### Текст для чтения:
– Потом прочтешь, не надо!”
[1694]
Можно только гадать, как развернулись бы дальнейшие события, если бы Устинова и Эрлих не послушались Есенина и сразу же прочли стихотворение, кровью написанное на листке, выдранном из блокнота:
До свиданья, друг мой, до свиданья.
Милый мой, ты у меня в груди.
Предназначенное расставанье
Обещает встречу впереди.
До свиданья, друг мой, без руки, без слова,
Не грусти и не печаль бровей, —
В этой жизни умирать не ново,
Но и жить, конечно, не новей.
И уже совсем по-детски, на грани допустимого, повел себя Есенин чуть позже, оставшись один на один со своим старшим другом Георгием Устиновым. “Увидев меня, он поднялся с кушетки, пересел ко мне на колени, как мальчик, и долго сидел так, обняв меня одною рукой за шею. Он жаловался на неудачно складывающуюся жизнь. Он был совершенно трезв”

### Исходные строки:
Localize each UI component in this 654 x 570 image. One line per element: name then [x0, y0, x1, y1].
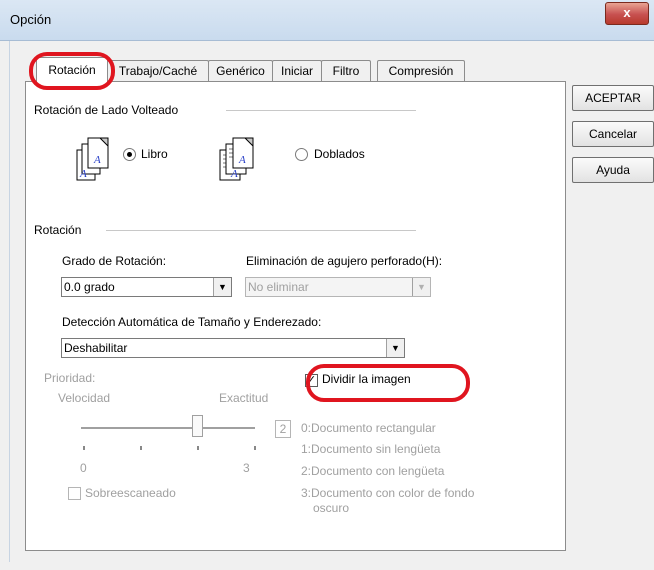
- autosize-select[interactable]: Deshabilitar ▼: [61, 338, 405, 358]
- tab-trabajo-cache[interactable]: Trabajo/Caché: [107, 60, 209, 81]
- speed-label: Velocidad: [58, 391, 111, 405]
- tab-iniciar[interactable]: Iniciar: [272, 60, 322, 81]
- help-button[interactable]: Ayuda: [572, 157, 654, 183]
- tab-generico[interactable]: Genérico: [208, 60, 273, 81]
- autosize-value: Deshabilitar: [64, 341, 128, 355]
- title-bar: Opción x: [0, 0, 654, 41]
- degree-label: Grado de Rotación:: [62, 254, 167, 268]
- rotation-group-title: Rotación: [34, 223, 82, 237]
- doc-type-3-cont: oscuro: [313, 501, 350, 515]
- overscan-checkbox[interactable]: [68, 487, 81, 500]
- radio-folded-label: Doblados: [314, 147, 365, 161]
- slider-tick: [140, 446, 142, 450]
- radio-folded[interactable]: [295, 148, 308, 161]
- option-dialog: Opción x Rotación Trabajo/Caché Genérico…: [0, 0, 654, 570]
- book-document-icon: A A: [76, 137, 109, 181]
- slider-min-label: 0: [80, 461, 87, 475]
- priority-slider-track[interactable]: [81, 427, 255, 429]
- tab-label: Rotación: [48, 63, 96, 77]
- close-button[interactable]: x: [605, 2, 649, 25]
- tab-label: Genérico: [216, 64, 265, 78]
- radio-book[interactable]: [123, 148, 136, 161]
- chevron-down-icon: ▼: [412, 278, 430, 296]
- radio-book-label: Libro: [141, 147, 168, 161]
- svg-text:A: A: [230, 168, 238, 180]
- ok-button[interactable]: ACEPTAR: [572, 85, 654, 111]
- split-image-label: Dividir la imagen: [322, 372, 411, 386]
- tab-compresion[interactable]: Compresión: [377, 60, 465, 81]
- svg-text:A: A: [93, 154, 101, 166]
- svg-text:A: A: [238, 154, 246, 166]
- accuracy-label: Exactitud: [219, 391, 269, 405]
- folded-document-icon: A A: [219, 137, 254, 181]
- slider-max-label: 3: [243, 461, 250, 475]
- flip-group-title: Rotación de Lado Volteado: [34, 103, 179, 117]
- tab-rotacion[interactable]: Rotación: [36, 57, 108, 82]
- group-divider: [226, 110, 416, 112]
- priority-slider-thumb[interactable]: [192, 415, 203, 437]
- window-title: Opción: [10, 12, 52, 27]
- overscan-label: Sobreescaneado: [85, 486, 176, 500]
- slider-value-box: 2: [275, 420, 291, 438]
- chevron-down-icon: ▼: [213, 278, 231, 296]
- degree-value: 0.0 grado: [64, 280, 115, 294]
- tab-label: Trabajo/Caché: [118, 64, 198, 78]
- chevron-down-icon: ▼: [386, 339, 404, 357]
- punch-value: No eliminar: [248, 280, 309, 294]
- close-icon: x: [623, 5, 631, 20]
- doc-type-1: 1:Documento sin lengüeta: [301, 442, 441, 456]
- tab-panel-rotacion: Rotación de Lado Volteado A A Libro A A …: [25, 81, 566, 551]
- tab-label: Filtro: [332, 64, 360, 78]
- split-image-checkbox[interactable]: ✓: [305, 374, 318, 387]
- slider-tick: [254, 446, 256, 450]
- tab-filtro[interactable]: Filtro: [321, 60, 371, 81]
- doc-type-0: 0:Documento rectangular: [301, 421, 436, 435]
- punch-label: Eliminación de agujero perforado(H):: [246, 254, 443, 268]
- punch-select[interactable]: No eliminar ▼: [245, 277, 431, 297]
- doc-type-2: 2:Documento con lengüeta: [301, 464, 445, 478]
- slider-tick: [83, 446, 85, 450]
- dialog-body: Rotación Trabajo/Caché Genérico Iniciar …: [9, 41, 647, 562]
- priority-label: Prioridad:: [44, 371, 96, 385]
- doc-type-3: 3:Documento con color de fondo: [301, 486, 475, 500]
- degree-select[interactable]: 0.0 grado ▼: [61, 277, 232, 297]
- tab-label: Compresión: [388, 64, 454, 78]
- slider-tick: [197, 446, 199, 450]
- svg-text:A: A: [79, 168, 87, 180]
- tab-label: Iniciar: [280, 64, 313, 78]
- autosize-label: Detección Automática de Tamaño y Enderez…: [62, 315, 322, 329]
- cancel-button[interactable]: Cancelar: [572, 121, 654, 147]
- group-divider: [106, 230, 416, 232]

### Задание 1:
Перепишите дословно фрагмент текста о Есенине между словами "Милый мой, ты" и "конечно, не новей.", включая их.
### Задание 2:
Напишите продолжение текста о Есенине, начиная сразу после его последнего предложения.

### Итоговый ответ 1:
Милый мой, ты у меня в груди.
Предназначенное расставанье
Обещает встречу впереди.
До свиданья, друг мой, без руки, без слова,
Не грусти и не печаль бровей, —
В этой жизни умирать не ново,
Но и жить, конечно, не новей.

### Итоговый ответ 2:
[1695]. В правдивости последнего процитированного предложения заставляет усомниться свидетельство давнего есенинского знакомого Лазаря Бермана, посетившего поэта в этот же день несколько раньше. “Вдоль окна тянется длинный стол, в беспорядке уставленный разными закусками, графинчиками и бутылками, – описывает он обстановку есенинского номера. – В комнате множество народа, совершенно для меня чуждого. Большинство расхаживало по комнате, тут и там образуя отдельные группы и переговариваясь. А на тахте, лицом кверху, лежал хозяин сборища Сережа Есенин в своем прежнем ангельском обличии. Только печатью усталости было отмечено его лицо. Погасшая папироса была зажата в зубах. Он спал”
[1696].
Посмертная маска Есенина
Скульптор И. С. Золотаревский. 29 декабря 1925
У гроба Есенина в Ленинградском отделении Всероссийского Союза писателей. На переднем плане слева направо: Николай Клюев, Илья Садофьев, Василий Наседкин, Софья Толстая, Николай Никитин, Вольф Эрлих, Василий Казин.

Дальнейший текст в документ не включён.